#### Selected excerpt:
· · · · · · ·

The anthracenedione class of compounds were identified as good drug candidates designed to satisfy these criteria. The anthracenediones, most notably mitoxantrone (Novatrone™) and its 5,8-dehydroxy analogue ametantrone, are simplified anthracycline analogues, which retain the planar ring structure characteristic of anthracyclines that permits intercalation between base pairs of DNA ( 6 , 7 ) ( Figure 1 ). The biochemical mechanism by which mitoxantrone exerts its cytotoxic effects is likely to be multifaceted, however its role as a topoisomerase II poison and subsequent induction of cytotoxic double-strand DNA breaks has been well established ( 8–10 ).
Despite an improved clinical tolerability of mitoxantrone chemotherapy, it still exerts a range of toxic side-effects including myelosuppression and cardiotoxicity ( 11–13 ). This cardiotoxicity may be attributed to the 5,8-dihydroxy substituents of mitoxantrone since mice treated with this drug exhibited a delayed mortality ( 14 ) yet those treated with ametantrone did not.
A second-generation group of anthracenediones were prepared in an effort to develop compounds endowed with better therapeutic efficacy and reduced side-effects. These compounds retained the anthraquinone nucleus of mitoxantrone, however, the 5,8-substituents implicated in its cardiotoxicity were removed and nitrogen atoms introduced into the chromophore. Krapcho et al . ( 15 ) rationalized that these nitrogen atoms may provide basic sites or improved hydrogen bonding, therefore providing the analogues with a potentially greater affinity for DNA and topoisomerase II.
A series of these novel anthracenediones were prepared and included compounds bearing either one (mono-aza) or two (di-aza) nitrogen atoms within the chromophore ( 15–17 ). Interestingly, an in vitro and in vivo screen of these compounds for anti-tumour activity revealed that only mono-aza analogues comprising the nitrogen atom at position 2 of the chromophore demonstrated significant anti-cancer efficacy ( 15–18 ). Within this select group of compounds, BBR 2778 (6,9-bis[(2-aminoethyl)amino]benzo[ g ]isoquinoline-5,10-dione dimaleate) emerged as the most promising drug candidate. BBR 2778 (subsequently named Pixantrone™; Figure 1 ) demonstrated superior anti-leukemic activity in mice over a wide, well-tolerated range of doses when compared with mitoxantrone ( 15 ). Further preclinical studies in mice showed that Pixantrone has a wide spectrum of anti-tumour activity, and a marked efficacy against haematological malignancies, particularly lymphomas and leukemias ( 19 ). Histopathological evaluation of the heart tissue in these studies revealed that Pixantrone induced no detectable delayed cardiotoxicity ( 19 ). These key findings prompted the entry of Pixantrone into clinical trials for further development. The drug is progressing through these trials with encouraging results as a single agent and in combination regimens, and is currently in Phase-III studies in the treatment of indolent and aggressive non-Hodgkin's lymphoma ( 20 ).

· · · · · · ·

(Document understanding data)
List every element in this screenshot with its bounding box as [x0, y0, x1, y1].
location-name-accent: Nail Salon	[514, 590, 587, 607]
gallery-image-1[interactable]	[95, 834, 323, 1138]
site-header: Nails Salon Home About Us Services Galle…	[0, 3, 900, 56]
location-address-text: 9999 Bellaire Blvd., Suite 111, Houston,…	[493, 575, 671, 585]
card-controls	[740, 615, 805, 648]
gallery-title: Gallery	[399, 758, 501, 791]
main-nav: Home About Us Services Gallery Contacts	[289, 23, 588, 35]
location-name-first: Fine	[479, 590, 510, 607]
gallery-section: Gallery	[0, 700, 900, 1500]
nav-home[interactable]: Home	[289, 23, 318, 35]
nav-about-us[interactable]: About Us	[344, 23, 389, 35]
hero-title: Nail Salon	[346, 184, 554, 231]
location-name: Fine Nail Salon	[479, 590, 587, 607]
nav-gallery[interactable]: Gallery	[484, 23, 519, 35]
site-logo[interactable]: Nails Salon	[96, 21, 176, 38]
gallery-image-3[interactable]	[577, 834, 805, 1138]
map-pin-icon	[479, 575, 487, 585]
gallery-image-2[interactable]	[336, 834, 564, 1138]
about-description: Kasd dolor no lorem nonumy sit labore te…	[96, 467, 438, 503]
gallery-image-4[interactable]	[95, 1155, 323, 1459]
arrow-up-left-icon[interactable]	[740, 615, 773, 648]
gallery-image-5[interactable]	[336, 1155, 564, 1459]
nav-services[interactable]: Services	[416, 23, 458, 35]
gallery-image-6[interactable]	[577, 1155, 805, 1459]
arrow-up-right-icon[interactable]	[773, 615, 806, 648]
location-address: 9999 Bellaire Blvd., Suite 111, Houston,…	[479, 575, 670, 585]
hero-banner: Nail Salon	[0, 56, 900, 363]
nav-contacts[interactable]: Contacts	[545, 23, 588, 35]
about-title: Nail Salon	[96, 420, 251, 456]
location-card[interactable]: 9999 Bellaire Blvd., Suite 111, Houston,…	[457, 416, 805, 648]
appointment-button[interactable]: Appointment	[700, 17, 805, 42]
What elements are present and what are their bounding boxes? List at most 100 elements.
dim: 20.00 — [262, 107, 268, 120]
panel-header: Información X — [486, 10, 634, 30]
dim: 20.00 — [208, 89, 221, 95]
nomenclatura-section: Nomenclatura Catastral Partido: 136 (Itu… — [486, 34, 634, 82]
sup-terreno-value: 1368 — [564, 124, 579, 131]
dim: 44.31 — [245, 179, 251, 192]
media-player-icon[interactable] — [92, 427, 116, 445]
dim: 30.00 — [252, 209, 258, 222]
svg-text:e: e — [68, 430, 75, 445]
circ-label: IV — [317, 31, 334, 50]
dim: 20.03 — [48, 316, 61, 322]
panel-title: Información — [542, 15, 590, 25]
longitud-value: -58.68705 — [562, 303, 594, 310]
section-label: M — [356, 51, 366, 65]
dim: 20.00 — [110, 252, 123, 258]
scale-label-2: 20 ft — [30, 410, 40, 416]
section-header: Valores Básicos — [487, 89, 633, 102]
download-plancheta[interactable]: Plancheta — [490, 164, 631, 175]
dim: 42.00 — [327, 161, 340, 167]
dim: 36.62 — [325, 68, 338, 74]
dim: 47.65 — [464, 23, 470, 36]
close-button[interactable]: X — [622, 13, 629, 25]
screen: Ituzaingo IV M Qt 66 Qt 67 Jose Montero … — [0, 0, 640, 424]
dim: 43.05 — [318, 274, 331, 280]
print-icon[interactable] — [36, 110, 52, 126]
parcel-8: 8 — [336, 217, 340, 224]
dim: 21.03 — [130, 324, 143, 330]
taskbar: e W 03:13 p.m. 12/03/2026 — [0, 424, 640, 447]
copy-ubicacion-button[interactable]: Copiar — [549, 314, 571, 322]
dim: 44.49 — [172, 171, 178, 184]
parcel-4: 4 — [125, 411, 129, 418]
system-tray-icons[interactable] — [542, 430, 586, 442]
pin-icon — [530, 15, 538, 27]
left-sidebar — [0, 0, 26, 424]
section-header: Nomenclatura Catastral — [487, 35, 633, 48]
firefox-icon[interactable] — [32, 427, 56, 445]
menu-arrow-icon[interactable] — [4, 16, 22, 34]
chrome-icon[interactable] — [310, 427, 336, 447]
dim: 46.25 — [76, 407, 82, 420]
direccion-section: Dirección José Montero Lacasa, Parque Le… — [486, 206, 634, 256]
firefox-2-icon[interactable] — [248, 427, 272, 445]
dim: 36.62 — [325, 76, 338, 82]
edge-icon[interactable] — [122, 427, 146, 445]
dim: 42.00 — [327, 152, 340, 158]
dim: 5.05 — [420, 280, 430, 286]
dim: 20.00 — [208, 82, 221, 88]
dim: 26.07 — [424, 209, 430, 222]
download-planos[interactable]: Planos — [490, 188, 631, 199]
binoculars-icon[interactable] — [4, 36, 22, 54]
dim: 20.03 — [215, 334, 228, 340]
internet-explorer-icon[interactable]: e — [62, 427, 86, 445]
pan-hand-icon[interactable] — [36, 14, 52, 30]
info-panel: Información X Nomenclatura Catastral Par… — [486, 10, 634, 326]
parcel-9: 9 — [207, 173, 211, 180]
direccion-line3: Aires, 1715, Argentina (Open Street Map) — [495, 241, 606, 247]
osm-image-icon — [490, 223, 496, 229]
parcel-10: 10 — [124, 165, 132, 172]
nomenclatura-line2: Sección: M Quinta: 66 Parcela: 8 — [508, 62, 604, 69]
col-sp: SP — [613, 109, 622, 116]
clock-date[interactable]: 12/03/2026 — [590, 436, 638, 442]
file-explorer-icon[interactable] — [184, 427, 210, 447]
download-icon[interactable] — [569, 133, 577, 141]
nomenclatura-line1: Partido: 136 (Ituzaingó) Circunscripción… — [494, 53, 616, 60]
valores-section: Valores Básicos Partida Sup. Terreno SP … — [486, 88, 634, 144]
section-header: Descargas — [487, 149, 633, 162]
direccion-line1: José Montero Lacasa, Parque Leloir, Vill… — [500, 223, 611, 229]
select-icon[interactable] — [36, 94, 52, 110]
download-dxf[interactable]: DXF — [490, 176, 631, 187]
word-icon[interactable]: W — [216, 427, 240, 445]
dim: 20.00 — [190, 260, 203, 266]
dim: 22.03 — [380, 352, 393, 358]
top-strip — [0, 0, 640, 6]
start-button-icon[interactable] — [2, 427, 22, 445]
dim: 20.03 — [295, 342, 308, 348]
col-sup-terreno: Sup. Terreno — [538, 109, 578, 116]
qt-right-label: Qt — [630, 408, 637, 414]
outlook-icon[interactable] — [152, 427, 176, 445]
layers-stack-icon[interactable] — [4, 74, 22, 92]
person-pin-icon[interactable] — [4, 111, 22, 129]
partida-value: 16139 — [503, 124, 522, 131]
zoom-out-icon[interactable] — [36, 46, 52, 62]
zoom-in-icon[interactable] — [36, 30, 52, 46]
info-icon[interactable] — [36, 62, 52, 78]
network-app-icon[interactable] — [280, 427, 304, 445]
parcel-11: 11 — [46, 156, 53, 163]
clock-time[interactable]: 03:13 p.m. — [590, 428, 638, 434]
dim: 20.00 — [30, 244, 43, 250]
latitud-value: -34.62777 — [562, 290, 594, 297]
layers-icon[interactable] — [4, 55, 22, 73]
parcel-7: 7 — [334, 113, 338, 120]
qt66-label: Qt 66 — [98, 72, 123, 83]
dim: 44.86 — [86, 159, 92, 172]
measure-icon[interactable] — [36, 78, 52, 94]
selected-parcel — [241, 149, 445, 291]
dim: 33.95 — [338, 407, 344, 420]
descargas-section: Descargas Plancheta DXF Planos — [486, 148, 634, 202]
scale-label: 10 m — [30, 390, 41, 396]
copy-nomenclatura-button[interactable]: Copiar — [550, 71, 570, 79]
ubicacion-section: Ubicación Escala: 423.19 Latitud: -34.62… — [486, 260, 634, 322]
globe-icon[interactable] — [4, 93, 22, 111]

· · · · · · ·

#### Task objective:
Continue the passage on anthracenedione anticancer drugs and Pixantrone from the point where it stops.

#### Answer to the exercise:
Like mitoxantrone, the mechanism of action of Pixantrone is not fully understood but likely to be multimodal. Pixantrone interacts with DNA with modest affinity via intercalation ( 21–23 ). The drug can function as a topoisomerase II poison by stabilizing the normally transiently bound protein–DNA complex ( 21 , 22 , 24 ), giving rise to double-strand DNA breaks. However, these breaks do not correlate directly with the potency of Pixantrone as a cytotoxic compound ( 21 , 22 ). This suggests that Pixantrone may be operating via an additional, currently unknown, mechanism of action.
Although mitoxantrone functions as a topoisomerase II poison via its ability to intercalate within DNA, a novel form of mitoxantrone–DNA interaction has been identified. Mitoxantrone can be readily oxidatively metabolized to generate reactive species that bind covalently to DNA ( 25–27 ). A common theme amongst these studies was that each of the oxidative systems utilized hydrogen peroxide which can generate in vitro formaldehyde by oxidation of substrates present in the system ( 28 ). Subsequent studies using cell-free systems revealed that formaldehyde alone, rather than oxidative metabolism, was sufficient for activation of mitoxantrone and subsequent covalent binding of the drug to DNA ( 29 ).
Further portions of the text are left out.